What is required.
Everything in the data should be repeated exactly, save for the images.

Provided entries.
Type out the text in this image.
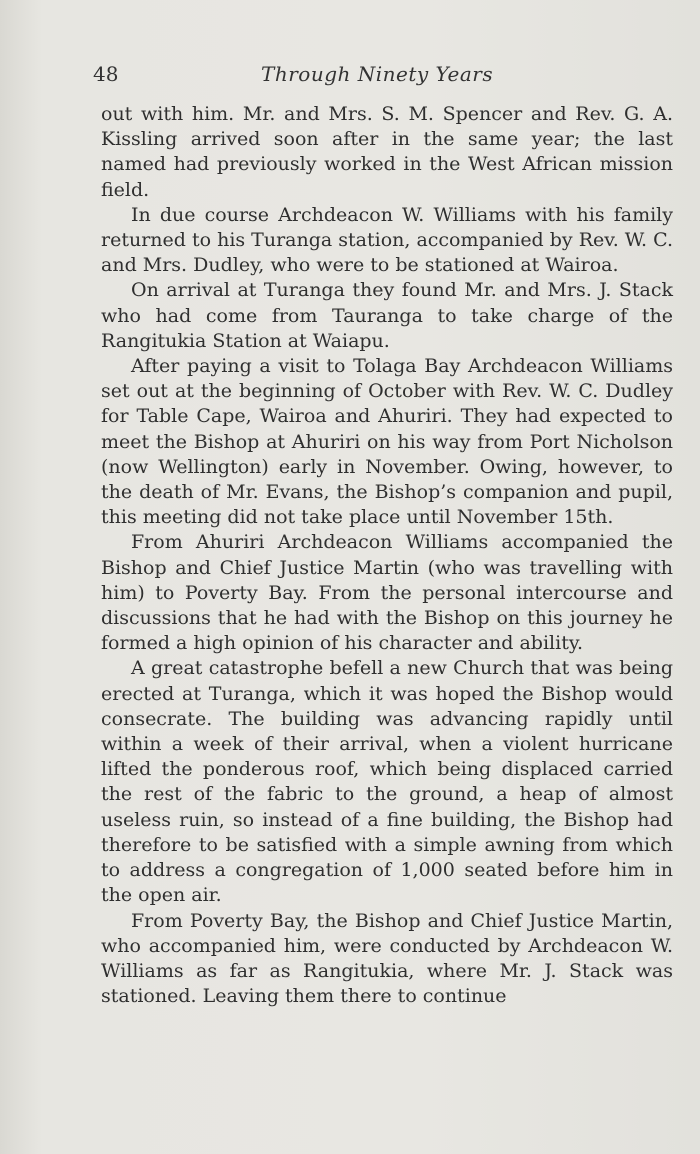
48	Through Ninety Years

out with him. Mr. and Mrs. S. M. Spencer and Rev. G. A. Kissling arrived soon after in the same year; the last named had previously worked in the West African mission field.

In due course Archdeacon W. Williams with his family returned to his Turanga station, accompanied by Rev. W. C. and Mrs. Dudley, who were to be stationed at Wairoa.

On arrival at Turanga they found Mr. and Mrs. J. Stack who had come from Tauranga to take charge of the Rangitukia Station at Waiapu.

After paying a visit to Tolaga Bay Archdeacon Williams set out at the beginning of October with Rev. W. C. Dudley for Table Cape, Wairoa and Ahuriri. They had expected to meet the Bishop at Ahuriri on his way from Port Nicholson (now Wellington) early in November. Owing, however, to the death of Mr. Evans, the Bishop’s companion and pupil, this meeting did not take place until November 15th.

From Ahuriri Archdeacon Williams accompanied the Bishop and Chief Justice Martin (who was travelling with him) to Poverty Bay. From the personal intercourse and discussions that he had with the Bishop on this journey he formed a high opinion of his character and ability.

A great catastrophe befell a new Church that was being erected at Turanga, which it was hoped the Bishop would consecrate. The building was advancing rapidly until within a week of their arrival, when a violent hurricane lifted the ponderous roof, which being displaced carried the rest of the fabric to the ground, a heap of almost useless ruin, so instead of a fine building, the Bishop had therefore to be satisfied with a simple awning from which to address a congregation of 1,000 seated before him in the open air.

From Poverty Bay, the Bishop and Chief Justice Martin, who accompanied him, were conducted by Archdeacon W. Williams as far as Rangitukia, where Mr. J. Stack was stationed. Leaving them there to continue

Answer below.
Type out the text in this image.
48	Through Ninety Years

out with him. Mr. and Mrs. S. M. Spencer and Rev. G. A. Kissling arrived soon after in the same year; the last named had previously worked in the West African mission field.

In due course Archdeacon W. Williams with his family returned to his Turanga station, accompanied by Rev. W. C. and Mrs. Dudley, who were to be stationed at Wairoa.

On arrival at Turanga they found Mr. and Mrs. J. Stack who had come from Tauranga to take charge of the Rangitukia Station at Waiapu.

After paying a visit to Tolaga Bay Archdeacon Williams set out at the beginning of October with Rev. W. C. Dudley for Table Cape, Wairoa and Ahuriri. They had expected to meet the Bishop at Ahuriri on his way from Port Nicholson (now Wellington) early in November. Owing, however, to the death of Mr. Evans, the Bishop’s companion and pupil, this meeting did not take place until November 15th.

From Ahuriri Archdeacon Williams accompanied the Bishop and Chief Justice Martin (who was travelling with him) to Poverty Bay. From the personal intercourse and discussions that he had with the Bishop on this journey he formed a high opinion of his character and ability.

A great catastrophe befell a new Church that was being erected at Turanga, which it was hoped the Bishop would consecrate. The building was advancing rapidly until within a week of their arrival, when a violent hurricane lifted the ponderous roof, which being displaced carried the rest of the fabric to the ground, a heap of almost useless ruin, so instead of a fine building, the Bishop had therefore to be satisfied with a simple awning from which to address a congregation of 1,000 seated before him in the open air.

From Poverty Bay, the Bishop and Chief Justice Martin, who accompanied him, were conducted by Archdeacon W. Williams as far as Rangitukia, where Mr. J. Stack was stationed. Leaving them there to continue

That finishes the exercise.